• **Stored items from a collection**:
——————

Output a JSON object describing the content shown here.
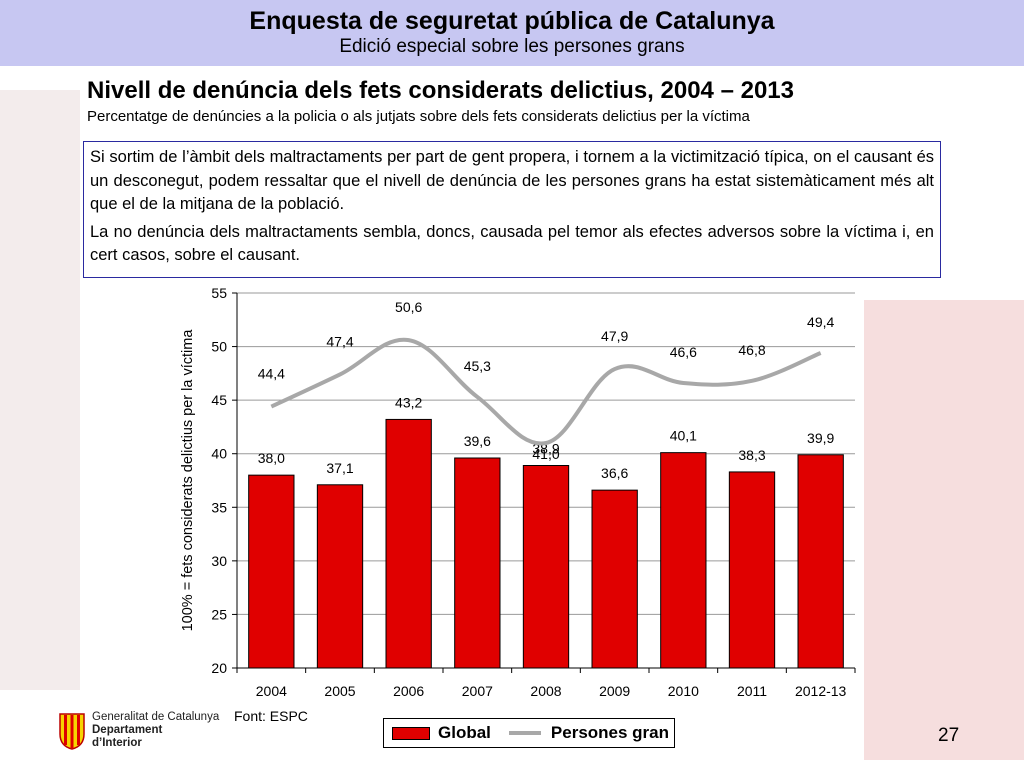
{
  "header": {
    "title": "Enquesta de seguretat pública de Catalunya",
    "subtitle": "Edició especial sobre les persones grans"
  },
  "slide": {
    "heading": "Nivell de denúncia dels fets considerats delictius, 2004 – 2013",
    "subheading": "Percentatge de denúncies a la policia o als jutjats sobre dels fets considerats delictius per la víctima",
    "note_paragraphs": [
      "Si sortim de l’àmbit dels maltractaments per part de gent propera, i tornem a la victimització típica, on el causant és un desconegut, podem ressaltar que el nivell de denúncia de les persones grans ha estat sistemàticament més alt que el de la mitjana de la població.",
      "La no denúncia dels maltractaments sembla, doncs, causada pel temor als efectes adversos sobre la víctima i, en cert casos, sobre el causant."
    ],
    "source": "Font: ESPC",
    "page_number": "27"
  },
  "logo": {
    "line1": "Generalitat de Catalunya",
    "line2": "Departament",
    "line3": "d’Interior"
  },
  "colors": {
    "bar": "#e00000",
    "line": "#a8a8a8",
    "banner": "#c7c7f2",
    "border": "#2a2aa0"
  },
  "chart_data": {
    "type": "bar",
    "categories": [
      "2004",
      "2005",
      "2006",
      "2007",
      "2008",
      "2009",
      "2010",
      "2011",
      "2012-13"
    ],
    "series": [
      {
        "name": "Global",
        "type": "bar",
        "values": [
          38.0,
          37.1,
          43.2,
          39.6,
          38.9,
          36.6,
          40.1,
          38.3,
          39.9
        ],
        "labels": [
          "38,0",
          "37,1",
          "43,2",
          "39,6",
          "38,9",
          "36,6",
          "40,1",
          "38,3",
          "39,9"
        ]
      },
      {
        "name": "Persones gran",
        "type": "line",
        "values": [
          44.4,
          47.4,
          50.6,
          45.3,
          41.0,
          47.9,
          46.6,
          46.8,
          49.4
        ],
        "labels": [
          "44,4",
          "47,4",
          "50,6",
          "45,3",
          "41,0",
          "47,9",
          "46,6",
          "46,8",
          "49,4"
        ]
      }
    ],
    "ylabel": "100% = fets considerats delictius per la víctima",
    "xlabel": "",
    "ylim": [
      20,
      55
    ],
    "yticks": [
      20,
      25,
      30,
      35,
      40,
      45,
      50,
      55
    ],
    "grid": true,
    "legend": "bottom"
  }
}
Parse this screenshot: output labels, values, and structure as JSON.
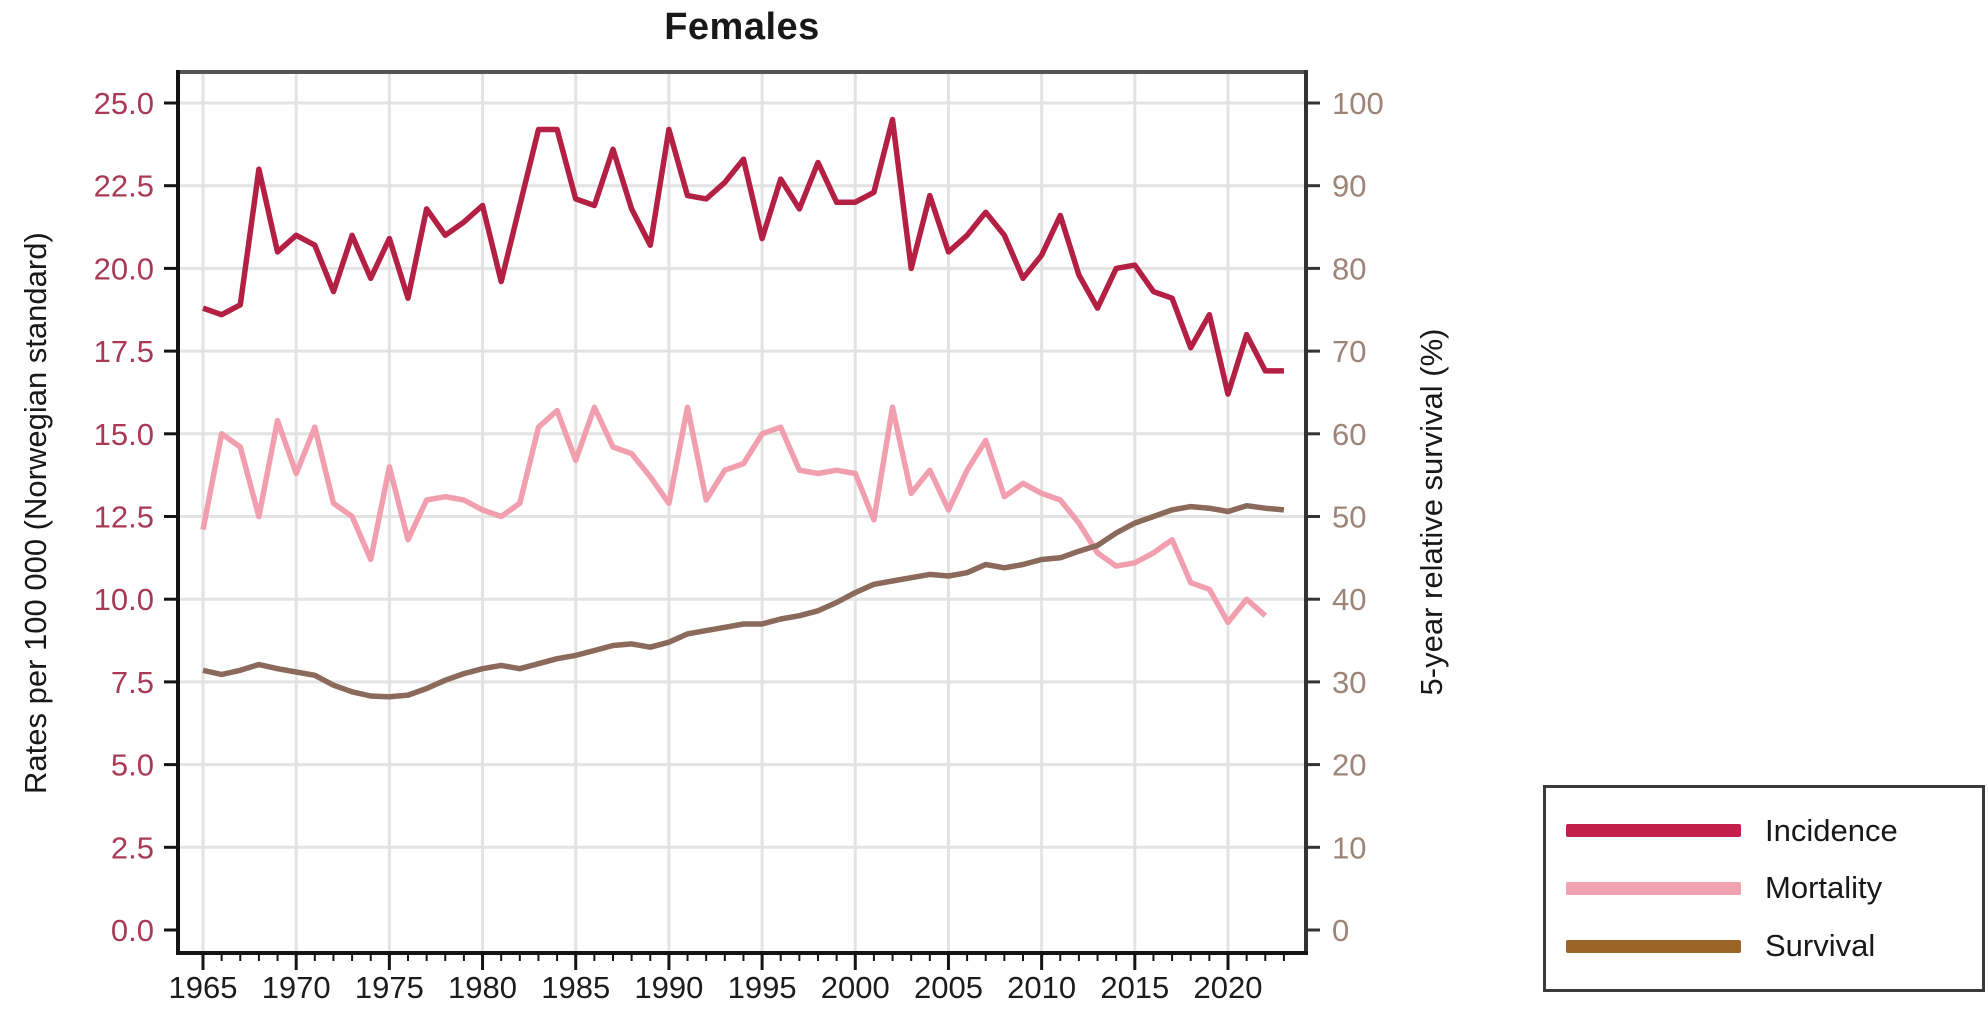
{
  "chart_data": {
    "type": "line",
    "title": "Females",
    "ylabel_left": "Rates per 100 000 (Norwegian standard)",
    "ylabel_right": "5-year relative survival (%)",
    "ylim_left": [
      0,
      25
    ],
    "ylim_right": [
      0,
      100
    ],
    "xlim": [
      1965,
      2023
    ],
    "grid": true,
    "legend_position": "bottom-right-outside",
    "yticks_left": [
      "0.0",
      "2.5",
      "5.0",
      "7.5",
      "10.0",
      "12.5",
      "15.0",
      "17.5",
      "20.0",
      "22.5",
      "25.0"
    ],
    "yticks_right": [
      "0",
      "10",
      "20",
      "30",
      "40",
      "50",
      "60",
      "70",
      "80",
      "90",
      "100"
    ],
    "xticks_major": [
      1965,
      1970,
      1975,
      1980,
      1985,
      1990,
      1995,
      2000,
      2005,
      2010,
      2015,
      2020
    ],
    "x": [
      1965,
      1966,
      1967,
      1968,
      1969,
      1970,
      1971,
      1972,
      1973,
      1974,
      1975,
      1976,
      1977,
      1978,
      1979,
      1980,
      1981,
      1982,
      1983,
      1984,
      1985,
      1986,
      1987,
      1988,
      1989,
      1990,
      1991,
      1992,
      1993,
      1994,
      1995,
      1996,
      1997,
      1998,
      1999,
      2000,
      2001,
      2002,
      2003,
      2004,
      2005,
      2006,
      2007,
      2008,
      2009,
      2010,
      2011,
      2012,
      2013,
      2014,
      2015,
      2016,
      2017,
      2018,
      2019,
      2020,
      2021,
      2022,
      2023
    ],
    "series": [
      {
        "name": "Incidence",
        "axis": "left",
        "color": "#b41f44",
        "legend_color": "#c4204c",
        "values": [
          18.8,
          18.6,
          18.9,
          23.0,
          20.5,
          21.0,
          20.7,
          19.3,
          21.0,
          19.7,
          20.9,
          19.1,
          21.8,
          21.0,
          21.4,
          21.9,
          19.6,
          21.9,
          24.2,
          24.2,
          22.1,
          21.9,
          23.6,
          21.8,
          20.7,
          24.2,
          22.2,
          22.1,
          22.6,
          23.3,
          20.9,
          22.7,
          21.8,
          23.2,
          22.0,
          22.0,
          22.3,
          24.5,
          20.0,
          22.2,
          20.5,
          21.0,
          21.7,
          21.0,
          19.7,
          20.4,
          21.6,
          19.8,
          18.8,
          20.0,
          20.1,
          19.3,
          19.1,
          17.6,
          18.6,
          16.2,
          18.0,
          16.9,
          16.9
        ]
      },
      {
        "name": "Mortality",
        "axis": "left",
        "color": "#f19fae",
        "legend_color": "#f0a2b0",
        "values": [
          12.1,
          15.0,
          14.6,
          12.5,
          15.4,
          13.8,
          15.2,
          12.9,
          12.5,
          11.2,
          14.0,
          11.8,
          13.0,
          13.1,
          13.0,
          12.7,
          12.5,
          12.9,
          15.2,
          15.7,
          14.2,
          15.8,
          14.6,
          14.4,
          13.7,
          12.9,
          15.8,
          13.0,
          13.9,
          14.1,
          15.0,
          15.2,
          13.9,
          13.8,
          13.9,
          13.8,
          12.4,
          15.8,
          13.2,
          13.9,
          12.7,
          13.9,
          14.8,
          13.1,
          13.5,
          13.2,
          13.0,
          12.3,
          11.4,
          11.0,
          11.1,
          11.4,
          11.8,
          10.5,
          10.3,
          9.3,
          10.0,
          9.5,
          null
        ]
      },
      {
        "name": "Survival",
        "axis": "right",
        "color": "#8b6a5b",
        "legend_color": "#9a6526",
        "values": [
          31.4,
          30.9,
          31.4,
          32.1,
          31.6,
          31.2,
          30.8,
          29.6,
          28.8,
          28.3,
          28.2,
          28.4,
          29.2,
          30.2,
          31.0,
          31.6,
          32.0,
          31.6,
          32.2,
          32.8,
          33.2,
          33.8,
          34.4,
          34.6,
          34.2,
          34.8,
          35.8,
          36.2,
          36.6,
          37.0,
          37.0,
          37.6,
          38.0,
          38.6,
          39.6,
          40.8,
          41.8,
          42.2,
          42.6,
          43.0,
          42.8,
          43.2,
          44.2,
          43.8,
          44.2,
          44.8,
          45.0,
          45.8,
          46.5,
          48.0,
          49.2,
          50.0,
          50.8,
          51.2,
          51.0,
          50.6,
          51.3,
          51.0,
          50.8
        ]
      }
    ]
  },
  "colors": {
    "left_tick_labels": "#a93a55",
    "right_tick_labels": "#9c8577",
    "x_tick_labels": "#1c1c1c",
    "grid": "#e3e3e3",
    "axis_left_bottom": "#141414",
    "panel_border_top": "#555555",
    "panel_border_right": "#333333",
    "background": "#ffffff"
  }
}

——————

• **EXERCISE PROMPT**:
Omit the images and transcribe all of the records above word for word.

• **RESPONSE**:
Output a JSON object describing the content shown here.
{
  "header": {
    "title": "Enquesta de seguretat pública de Catalunya",
    "subtitle": "Edició especial sobre les persones grans"
  },
  "slide": {
    "heading": "Nivell de denúncia dels fets considerats delictius, 2004 – 2013",
    "subheading": "Percentatge de denúncies a la policia o als jutjats sobre dels fets considerats delictius per la víctima",
    "note_paragraphs": [
      "Si sortim de l’àmbit dels maltractaments per part de gent propera, i tornem a la victimització típica, on el causant és un desconegut, podem ressaltar que el nivell de denúncia de les persones grans ha estat sistemàticament més alt que el de la mitjana de la població.",
      "La no denúncia dels maltractaments sembla, doncs, causada pel temor als efectes adversos sobre la víctima i, en cert casos, sobre el causant."
    ],
    "source": "Font: ESPC",
    "page_number": "27"
  },
  "logo": {
    "line1": "Generalitat de Catalunya",
    "line2": "Departament",
    "line3": "d’Interior"
  },
  "colors": {
    "bar": "#e00000",
    "line": "#a8a8a8",
    "banner": "#c7c7f2",
    "border": "#2a2aa0"
  },
  "chart_data": {
    "type": "bar",
    "categories": [
      "2004",
      "2005",
      "2006",
      "2007",
      "2008",
      "2009",
      "2010",
      "2011",
      "2012-13"
    ],
    "series": [
      {
        "name": "Global",
        "type": "bar",
        "values": [
          38.0,
          37.1,
          43.2,
          39.6,
          38.9,
          36.6,
          40.1,
          38.3,
          39.9
        ],
        "labels": [
          "38,0",
          "37,1",
          "43,2",
          "39,6",
          "38,9",
          "36,6",
          "40,1",
          "38,3",
          "39,9"
        ]
      },
      {
        "name": "Persones gran",
        "type": "line",
        "values": [
          44.4,
          47.4,
          50.6,
          45.3,
          41.0,
          47.9,
          46.6,
          46.8,
          49.4
        ],
        "labels": [
          "44,4",
          "47,4",
          "50,6",
          "45,3",
          "41,0",
          "47,9",
          "46,6",
          "46,8",
          "49,4"
        ]
      }
    ],
    "ylabel": "100% = fets considerats delictius per la víctima",
    "xlabel": "",
    "ylim": [
      20,
      55
    ],
    "yticks": [
      20,
      25,
      30,
      35,
      40,
      45,
      50,
      55
    ],
    "grid": true,
    "legend": "bottom"
  }
}
Parse this screenshot: output labels, values, and structure as JSON.
{
  "chart_data": {
    "type": "line",
    "title": "Females",
    "ylabel_left": "Rates per 100 000 (Norwegian standard)",
    "ylabel_right": "5-year relative survival (%)",
    "ylim_left": [
      0,
      25
    ],
    "ylim_right": [
      0,
      100
    ],
    "xlim": [
      1965,
      2023
    ],
    "grid": true,
    "legend_position": "bottom-right-outside",
    "yticks_left": [
      "0.0",
      "2.5",
      "5.0",
      "7.5",
      "10.0",
      "12.5",
      "15.0",
      "17.5",
      "20.0",
      "22.5",
      "25.0"
    ],
    "yticks_right": [
      "0",
      "10",
      "20",
      "30",
      "40",
      "50",
      "60",
      "70",
      "80",
      "90",
      "100"
    ],
    "xticks_major": [
      1965,
      1970,
      1975,
      1980,
      1985,
      1990,
      1995,
      2000,
      2005,
      2010,
      2015,
      2020
    ],
    "x": [
      1965,
      1966,
      1967,
      1968,
      1969,
      1970,
      1971,
      1972,
      1973,
      1974,
      1975,
      1976,
      1977,
      1978,
      1979,
      1980,
      1981,
      1982,
      1983,
      1984,
      1985,
      1986,
      1987,
      1988,
      1989,
      1990,
      1991,
      1992,
      1993,
      1994,
      1995,
      1996,
      1997,
      1998,
      1999,
      2000,
      2001,
      2002,
      2003,
      2004,
      2005,
      2006,
      2007,
      2008,
      2009,
      2010,
      2011,
      2012,
      2013,
      2014,
      2015,
      2016,
      2017,
      2018,
      2019,
      2020,
      2021,
      2022,
      2023
    ],
    "series": [
      {
        "name": "Incidence",
        "axis": "left",
        "color": "#b41f44",
        "legend_color": "#c4204c",
        "values": [
          18.8,
          18.6,
          18.9,
          23.0,
          20.5,
          21.0,
          20.7,
          19.3,
          21.0,
          19.7,
          20.9,
          19.1,
          21.8,
          21.0,
          21.4,
          21.9,
          19.6,
          21.9,
          24.2,
          24.2,
          22.1,
          21.9,
          23.6,
          21.8,
          20.7,
          24.2,
          22.2,
          22.1,
          22.6,
          23.3,
          20.9,
          22.7,
          21.8,
          23.2,
          22.0,
          22.0,
          22.3,
          24.5,
          20.0,
          22.2,
          20.5,
          21.0,
          21.7,
          21.0,
          19.7,
          20.4,
          21.6,
          19.8,
          18.8,
          20.0,
          20.1,
          19.3,
          19.1,
          17.6,
          18.6,
          16.2,
          18.0,
          16.9,
          16.9
        ]
      },
      {
        "name": "Mortality",
        "axis": "left",
        "color": "#f19fae",
        "legend_color": "#f0a2b0",
        "values": [
          12.1,
          15.0,
          14.6,
          12.5,
          15.4,
          13.8,
          15.2,
          12.9,
          12.5,
          11.2,
          14.0,
          11.8,
          13.0,
          13.1,
          13.0,
          12.7,
          12.5,
          12.9,
          15.2,
          15.7,
          14.2,
          15.8,
          14.6,
          14.4,
          13.7,
          12.9,
          15.8,
          13.0,
          13.9,
          14.1,
          15.0,
          15.2,
          13.9,
          13.8,
          13.9,
          13.8,
          12.4,
          15.8,
          13.2,
          13.9,
          12.7,
          13.9,
          14.8,
          13.1,
          13.5,
          13.2,
          13.0,
          12.3,
          11.4,
          11.0,
          11.1,
          11.4,
          11.8,
          10.5,
          10.3,
          9.3,
          10.0,
          9.5,
          null
        ]
      },
      {
        "name": "Survival",
        "axis": "right",
        "color": "#8b6a5b",
        "legend_color": "#9a6526",
        "values": [
          31.4,
          30.9,
          31.4,
          32.1,
          31.6,
          31.2,
          30.8,
          29.6,
          28.8,
          28.3,
          28.2,
          28.4,
          29.2,
          30.2,
          31.0,
          31.6,
          32.0,
          31.6,
          32.2,
          32.8,
          33.2,
          33.8,
          34.4,
          34.6,
          34.2,
          34.8,
          35.8,
          36.2,
          36.6,
          37.0,
          37.0,
          37.6,
          38.0,
          38.6,
          39.6,
          40.8,
          41.8,
          42.2,
          42.6,
          43.0,
          42.8,
          43.2,
          44.2,
          43.8,
          44.2,
          44.8,
          45.0,
          45.8,
          46.5,
          48.0,
          49.2,
          50.0,
          50.8,
          51.2,
          51.0,
          50.6,
          51.3,
          51.0,
          50.8
        ]
      }
    ]
  },
  "colors": {
    "left_tick_labels": "#a93a55",
    "right_tick_labels": "#9c8577",
    "x_tick_labels": "#1c1c1c",
    "grid": "#e3e3e3",
    "axis_left_bottom": "#141414",
    "panel_border_top": "#555555",
    "panel_border_right": "#333333",
    "background": "#ffffff"
  }
}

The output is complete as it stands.